Records contained in a dataset:
** START **
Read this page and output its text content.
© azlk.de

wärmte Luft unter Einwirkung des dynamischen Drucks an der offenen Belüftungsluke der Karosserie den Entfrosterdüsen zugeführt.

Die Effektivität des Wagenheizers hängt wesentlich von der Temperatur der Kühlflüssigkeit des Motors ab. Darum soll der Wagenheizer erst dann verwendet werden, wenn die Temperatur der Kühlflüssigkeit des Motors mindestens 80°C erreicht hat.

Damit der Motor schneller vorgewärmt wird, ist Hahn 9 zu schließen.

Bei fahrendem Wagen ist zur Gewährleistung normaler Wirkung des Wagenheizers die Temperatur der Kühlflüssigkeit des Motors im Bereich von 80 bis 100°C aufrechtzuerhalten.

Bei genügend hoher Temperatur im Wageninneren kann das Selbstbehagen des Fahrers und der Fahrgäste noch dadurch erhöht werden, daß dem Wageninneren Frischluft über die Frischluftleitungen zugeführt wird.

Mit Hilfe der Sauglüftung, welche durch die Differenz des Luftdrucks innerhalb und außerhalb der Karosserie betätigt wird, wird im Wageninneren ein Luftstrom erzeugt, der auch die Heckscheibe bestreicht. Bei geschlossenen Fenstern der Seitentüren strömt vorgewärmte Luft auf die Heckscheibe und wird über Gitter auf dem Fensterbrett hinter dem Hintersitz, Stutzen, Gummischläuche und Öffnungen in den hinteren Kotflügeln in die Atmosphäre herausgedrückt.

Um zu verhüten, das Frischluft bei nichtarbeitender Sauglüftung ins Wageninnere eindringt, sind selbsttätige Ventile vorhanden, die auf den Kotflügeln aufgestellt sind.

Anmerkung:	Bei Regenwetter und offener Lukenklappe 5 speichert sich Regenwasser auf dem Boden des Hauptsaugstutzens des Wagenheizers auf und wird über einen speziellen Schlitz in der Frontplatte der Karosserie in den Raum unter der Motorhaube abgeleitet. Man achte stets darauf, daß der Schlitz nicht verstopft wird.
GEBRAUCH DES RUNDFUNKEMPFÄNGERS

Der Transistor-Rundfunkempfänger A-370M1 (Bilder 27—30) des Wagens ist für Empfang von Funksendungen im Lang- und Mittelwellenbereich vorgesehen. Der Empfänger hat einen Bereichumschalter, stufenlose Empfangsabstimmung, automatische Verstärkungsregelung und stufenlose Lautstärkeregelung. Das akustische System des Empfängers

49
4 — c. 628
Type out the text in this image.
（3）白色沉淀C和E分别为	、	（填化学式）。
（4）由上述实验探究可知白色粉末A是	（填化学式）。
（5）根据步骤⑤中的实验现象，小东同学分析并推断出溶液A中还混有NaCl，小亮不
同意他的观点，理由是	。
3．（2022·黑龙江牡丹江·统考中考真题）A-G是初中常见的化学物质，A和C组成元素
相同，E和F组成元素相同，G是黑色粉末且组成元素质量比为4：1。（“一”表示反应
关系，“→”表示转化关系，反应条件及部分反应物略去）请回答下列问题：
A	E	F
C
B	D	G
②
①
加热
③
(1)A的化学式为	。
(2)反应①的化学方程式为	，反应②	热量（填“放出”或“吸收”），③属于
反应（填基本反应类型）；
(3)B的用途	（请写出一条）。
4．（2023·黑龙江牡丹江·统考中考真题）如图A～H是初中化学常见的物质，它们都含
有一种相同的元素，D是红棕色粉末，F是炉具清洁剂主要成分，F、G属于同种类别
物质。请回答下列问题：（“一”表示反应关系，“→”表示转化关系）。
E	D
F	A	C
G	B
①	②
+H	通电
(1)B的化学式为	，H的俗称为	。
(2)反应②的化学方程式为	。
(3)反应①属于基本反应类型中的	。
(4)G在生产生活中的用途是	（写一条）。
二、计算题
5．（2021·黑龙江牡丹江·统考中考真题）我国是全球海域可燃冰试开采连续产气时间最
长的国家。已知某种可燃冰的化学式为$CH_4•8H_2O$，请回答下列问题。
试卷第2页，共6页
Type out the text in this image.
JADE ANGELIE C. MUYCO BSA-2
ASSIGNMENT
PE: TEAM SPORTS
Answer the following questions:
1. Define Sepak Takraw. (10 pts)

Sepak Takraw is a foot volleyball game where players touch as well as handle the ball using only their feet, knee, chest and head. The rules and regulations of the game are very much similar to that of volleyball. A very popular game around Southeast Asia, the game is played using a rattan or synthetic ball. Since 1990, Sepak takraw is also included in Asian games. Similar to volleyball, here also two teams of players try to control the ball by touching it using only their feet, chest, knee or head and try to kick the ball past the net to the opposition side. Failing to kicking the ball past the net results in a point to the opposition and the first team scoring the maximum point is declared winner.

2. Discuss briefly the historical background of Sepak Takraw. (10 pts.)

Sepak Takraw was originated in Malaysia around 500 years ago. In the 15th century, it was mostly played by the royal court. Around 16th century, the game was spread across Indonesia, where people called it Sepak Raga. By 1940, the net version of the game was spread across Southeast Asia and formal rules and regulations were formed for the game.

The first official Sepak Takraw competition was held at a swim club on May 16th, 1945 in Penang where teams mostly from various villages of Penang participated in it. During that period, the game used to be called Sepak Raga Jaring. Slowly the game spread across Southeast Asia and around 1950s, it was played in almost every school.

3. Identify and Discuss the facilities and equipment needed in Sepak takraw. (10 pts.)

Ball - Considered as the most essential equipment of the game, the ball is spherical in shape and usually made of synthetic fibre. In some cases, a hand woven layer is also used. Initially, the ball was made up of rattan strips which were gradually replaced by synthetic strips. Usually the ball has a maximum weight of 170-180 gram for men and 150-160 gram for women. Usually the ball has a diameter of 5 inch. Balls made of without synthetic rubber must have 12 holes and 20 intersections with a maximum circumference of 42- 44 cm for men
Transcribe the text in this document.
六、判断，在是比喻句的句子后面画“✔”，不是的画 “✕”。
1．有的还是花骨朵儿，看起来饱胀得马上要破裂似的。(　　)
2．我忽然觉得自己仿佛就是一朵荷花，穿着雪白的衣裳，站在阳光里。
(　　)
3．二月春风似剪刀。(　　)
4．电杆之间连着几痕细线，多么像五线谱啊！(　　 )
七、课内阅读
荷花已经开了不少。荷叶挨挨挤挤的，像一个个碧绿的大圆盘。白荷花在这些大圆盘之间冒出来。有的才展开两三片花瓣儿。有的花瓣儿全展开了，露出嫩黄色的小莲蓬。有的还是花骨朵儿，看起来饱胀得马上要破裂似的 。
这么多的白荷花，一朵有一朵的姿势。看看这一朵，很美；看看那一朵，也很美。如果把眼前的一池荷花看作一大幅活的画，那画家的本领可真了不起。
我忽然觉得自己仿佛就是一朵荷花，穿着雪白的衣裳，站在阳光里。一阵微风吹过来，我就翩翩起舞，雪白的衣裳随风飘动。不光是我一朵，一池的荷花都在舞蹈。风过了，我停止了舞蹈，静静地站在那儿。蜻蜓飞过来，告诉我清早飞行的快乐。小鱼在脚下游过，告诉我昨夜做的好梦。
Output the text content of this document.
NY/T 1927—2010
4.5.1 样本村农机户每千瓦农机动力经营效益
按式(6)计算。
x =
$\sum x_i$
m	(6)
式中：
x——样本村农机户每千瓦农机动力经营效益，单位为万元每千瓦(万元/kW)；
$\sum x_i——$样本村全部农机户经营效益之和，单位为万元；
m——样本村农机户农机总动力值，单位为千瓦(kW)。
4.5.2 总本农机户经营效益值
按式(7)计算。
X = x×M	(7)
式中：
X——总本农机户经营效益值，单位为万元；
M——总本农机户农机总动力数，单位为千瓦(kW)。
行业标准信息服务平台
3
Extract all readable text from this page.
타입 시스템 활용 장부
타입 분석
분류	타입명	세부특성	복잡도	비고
** END **
EXERCISE BRIEF — Show the data once more, exactly as it was written.

FINAL ANSWER —
Read this page and output its text content.
© azlk.de

wärmte Luft unter Einwirkung des dynamischen Drucks an der offenen Belüftungsluke der Karosserie den Entfrosterdüsen zugeführt.

Die Effektivität des Wagenheizers hängt wesentlich von der Temperatur der Kühlflüssigkeit des Motors ab. Darum soll der Wagenheizer erst dann verwendet werden, wenn die Temperatur der Kühlflüssigkeit des Motors mindestens 80°C erreicht hat.

Damit der Motor schneller vorgewärmt wird, ist Hahn 9 zu schließen.

Bei fahrendem Wagen ist zur Gewährleistung normaler Wirkung des Wagenheizers die Temperatur der Kühlflüssigkeit des Motors im Bereich von 80 bis 100°C aufrechtzuerhalten.

Bei genügend hoher Temperatur im Wageninneren kann das Selbstbehagen des Fahrers und der Fahrgäste noch dadurch erhöht werden, daß dem Wageninneren Frischluft über die Frischluftleitungen zugeführt wird.

Mit Hilfe der Sauglüftung, welche durch die Differenz des Luftdrucks innerhalb und außerhalb der Karosserie betätigt wird, wird im Wageninneren ein Luftstrom erzeugt, der auch die Heckscheibe bestreicht. Bei geschlossenen Fenstern der Seitentüren strömt vorgewärmte Luft auf die Heckscheibe und wird über Gitter auf dem Fensterbrett hinter dem Hintersitz, Stutzen, Gummischläuche und Öffnungen in den hinteren Kotflügeln in die Atmosphäre herausgedrückt.

Um zu verhüten, das Frischluft bei nichtarbeitender Sauglüftung ins Wageninnere eindringt, sind selbsttätige Ventile vorhanden, die auf den Kotflügeln aufgestellt sind.

Anmerkung:	Bei Regenwetter und offener Lukenklappe 5 speichert sich Regenwasser auf dem Boden des Hauptsaugstutzens des Wagenheizers auf und wird über einen speziellen Schlitz in der Frontplatte der Karosserie in den Raum unter der Motorhaube abgeleitet. Man achte stets darauf, daß der Schlitz nicht verstopft wird.
GEBRAUCH DES RUNDFUNKEMPFÄNGERS

Der Transistor-Rundfunkempfänger A-370M1 (Bilder 27—30) des Wagens ist für Empfang von Funksendungen im Lang- und Mittelwellenbereich vorgesehen. Der Empfänger hat einen Bereichumschalter, stufenlose Empfangsabstimmung, automatische Verstärkungsregelung und stufenlose Lautstärkeregelung. Das akustische System des Empfängers

49
4 — c. 628
Type out the text in this image.
（3）白色沉淀C和E分别为	、	（填化学式）。
（4）由上述实验探究可知白色粉末A是	（填化学式）。
（5）根据步骤⑤中的实验现象，小东同学分析并推断出溶液A中还混有NaCl，小亮不
同意他的观点，理由是	。
3．（2022·黑龙江牡丹江·统考中考真题）A-G是初中常见的化学物质，A和C组成元素
相同，E和F组成元素相同，G是黑色粉末且组成元素质量比为4：1。（“一”表示反应
关系，“→”表示转化关系，反应条件及部分反应物略去）请回答下列问题：
A	E	F
C
B	D	G
②
①
加热
③
(1)A的化学式为	。
(2)反应①的化学方程式为	，反应②	热量（填“放出”或“吸收”），③属于
反应（填基本反应类型）；
(3)B的用途	（请写出一条）。
4．（2023·黑龙江牡丹江·统考中考真题）如图A～H是初中化学常见的物质，它们都含
有一种相同的元素，D是红棕色粉末，F是炉具清洁剂主要成分，F、G属于同种类别
物质。请回答下列问题：（“一”表示反应关系，“→”表示转化关系）。
E	D
F	A	C
G	B
①	②
+H	通电
(1)B的化学式为	，H的俗称为	。
(2)反应②的化学方程式为	。
(3)反应①属于基本反应类型中的	。
(4)G在生产生活中的用途是	（写一条）。
二、计算题
5．（2021·黑龙江牡丹江·统考中考真题）我国是全球海域可燃冰试开采连续产气时间最
长的国家。已知某种可燃冰的化学式为$CH_4•8H_2O$，请回答下列问题。
试卷第2页，共6页
Type out the text in this image.
JADE ANGELIE C. MUYCO BSA-2
ASSIGNMENT
PE: TEAM SPORTS
Answer the following questions:
1. Define Sepak Takraw. (10 pts)

Sepak Takraw is a foot volleyball game where players touch as well as handle the ball using only their feet, knee, chest and head. The rules and regulations of the game are very much similar to that of volleyball. A very popular game around Southeast Asia, the game is played using a rattan or synthetic ball. Since 1990, Sepak takraw is also included in Asian games. Similar to volleyball, here also two teams of players try to control the ball by touching it using only their feet, chest, knee or head and try to kick the ball past the net to the opposition side. Failing to kicking the ball past the net results in a point to the opposition and the first team scoring the maximum point is declared winner.

2. Discuss briefly the historical background of Sepak Takraw. (10 pts.)

Sepak Takraw was originated in Malaysia around 500 years ago. In the 15th century, it was mostly played by the royal court. Around 16th century, the game was spread across Indonesia, where people called it Sepak Raga. By 1940, the net version of the game was spread across Southeast Asia and formal rules and regulations were formed for the game.

The first official Sepak Takraw competition was held at a swim club on May 16th, 1945 in Penang where teams mostly from various villages of Penang participated in it. During that period, the game used to be called Sepak Raga Jaring. Slowly the game spread across Southeast Asia and around 1950s, it was played in almost every school.

3. Identify and Discuss the facilities and equipment needed in Sepak takraw. (10 pts.)

Ball - Considered as the most essential equipment of the game, the ball is spherical in shape and usually made of synthetic fibre. In some cases, a hand woven layer is also used. Initially, the ball was made up of rattan strips which were gradually replaced by synthetic strips. Usually the ball has a maximum weight of 170-180 gram for men and 150-160 gram for women. Usually the ball has a diameter of 5 inch. Balls made of without synthetic rubber must have 12 holes and 20 intersections with a maximum circumference of 42- 44 cm for men
Transcribe the text in this document.
六、判断，在是比喻句的句子后面画“✔”，不是的画 “✕”。
1．有的还是花骨朵儿，看起来饱胀得马上要破裂似的。(　　)
2．我忽然觉得自己仿佛就是一朵荷花，穿着雪白的衣裳，站在阳光里。
(　　)
3．二月春风似剪刀。(　　)
4．电杆之间连着几痕细线，多么像五线谱啊！(　　 )
七、课内阅读
荷花已经开了不少。荷叶挨挨挤挤的，像一个个碧绿的大圆盘。白荷花在这些大圆盘之间冒出来。有的才展开两三片花瓣儿。有的花瓣儿全展开了，露出嫩黄色的小莲蓬。有的还是花骨朵儿，看起来饱胀得马上要破裂似的 。
这么多的白荷花，一朵有一朵的姿势。看看这一朵，很美；看看那一朵，也很美。如果把眼前的一池荷花看作一大幅活的画，那画家的本领可真了不起。
我忽然觉得自己仿佛就是一朵荷花，穿着雪白的衣裳，站在阳光里。一阵微风吹过来，我就翩翩起舞，雪白的衣裳随风飘动。不光是我一朵，一池的荷花都在舞蹈。风过了，我停止了舞蹈，静静地站在那儿。蜻蜓飞过来，告诉我清早飞行的快乐。小鱼在脚下游过，告诉我昨夜做的好梦。
Output the text content of this document.
NY/T 1927—2010
4.5.1 样本村农机户每千瓦农机动力经营效益
按式(6)计算。
x =
$\sum x_i$
m	(6)
式中：
x——样本村农机户每千瓦农机动力经营效益，单位为万元每千瓦(万元/kW)；
$\sum x_i——$样本村全部农机户经营效益之和，单位为万元；
m——样本村农机户农机总动力值，单位为千瓦(kW)。
4.5.2 总本农机户经营效益值
按式(7)计算。
X = x×M	(7)
式中：
X——总本农机户经营效益值，单位为万元；
M——总本农机户农机总动力数，单位为千瓦(kW)。
行业标准信息服务平台
3
Extract all readable text from this page.
타입 시스템 활용 장부
타입 분석
분류	타입명	세부특성	복잡도	비고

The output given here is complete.